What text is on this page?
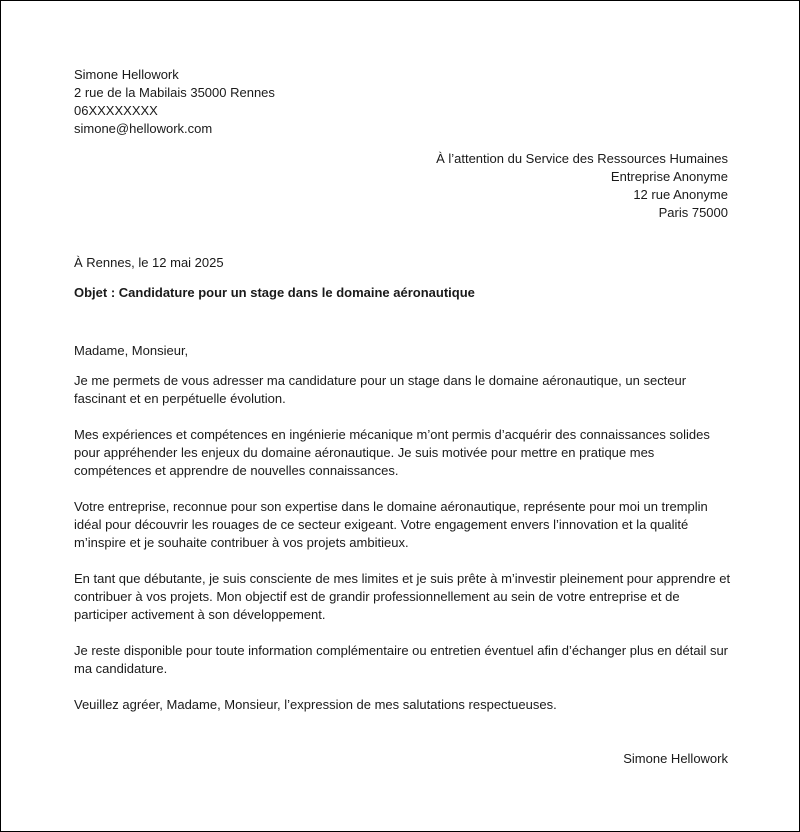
Simone Hellowork
2 rue de la Mabilais 35000 Rennes
06XXXXXXXX
simone@hellowork.com
À l’attention du Service des Ressources Humaines
Entreprise Anonyme
12 rue Anonyme
Paris 75000
À Rennes, le 12 mai 2025
Objet : Candidature pour un stage dans le domaine aéronautique

Madame, Monsieur,

Je me permets de vous adresser ma candidature pour un stage dans le domaine aéronautique, un secteur fascinant et en perpétuelle évolution.

Mes expériences et compétences en ingénierie mécanique m’ont permis d’acquérir des connaissances solides pour appréhender les enjeux du domaine aéronautique. Je suis motivée pour mettre en pratique mes compétences et apprendre de nouvelles connaissances.

Votre entreprise, reconnue pour son expertise dans le domaine aéronautique, représente pour moi un tremplin idéal pour découvrir les rouages de ce secteur exigeant. Votre engagement envers l’innovation et la qualité m’inspire et je souhaite contribuer à vos projets ambitieux.

En tant que débutante, je suis consciente de mes limites et je suis prête à m’investir pleinement pour apprendre et contribuer à vos projets. Mon objectif est de grandir professionnellement au sein de votre entreprise et de participer activement à son développement.

Je reste disponible pour toute information complémentaire ou entretien éventuel afin d’échanger plus en détail sur ma candidature.

Veuillez agréer, Madame, Monsieur, l’expression de mes salutations respectueuses.

Simone Hellowork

****************************************

For the records above, state how many lines include the string "apprendre", giving the number and nothing else.

2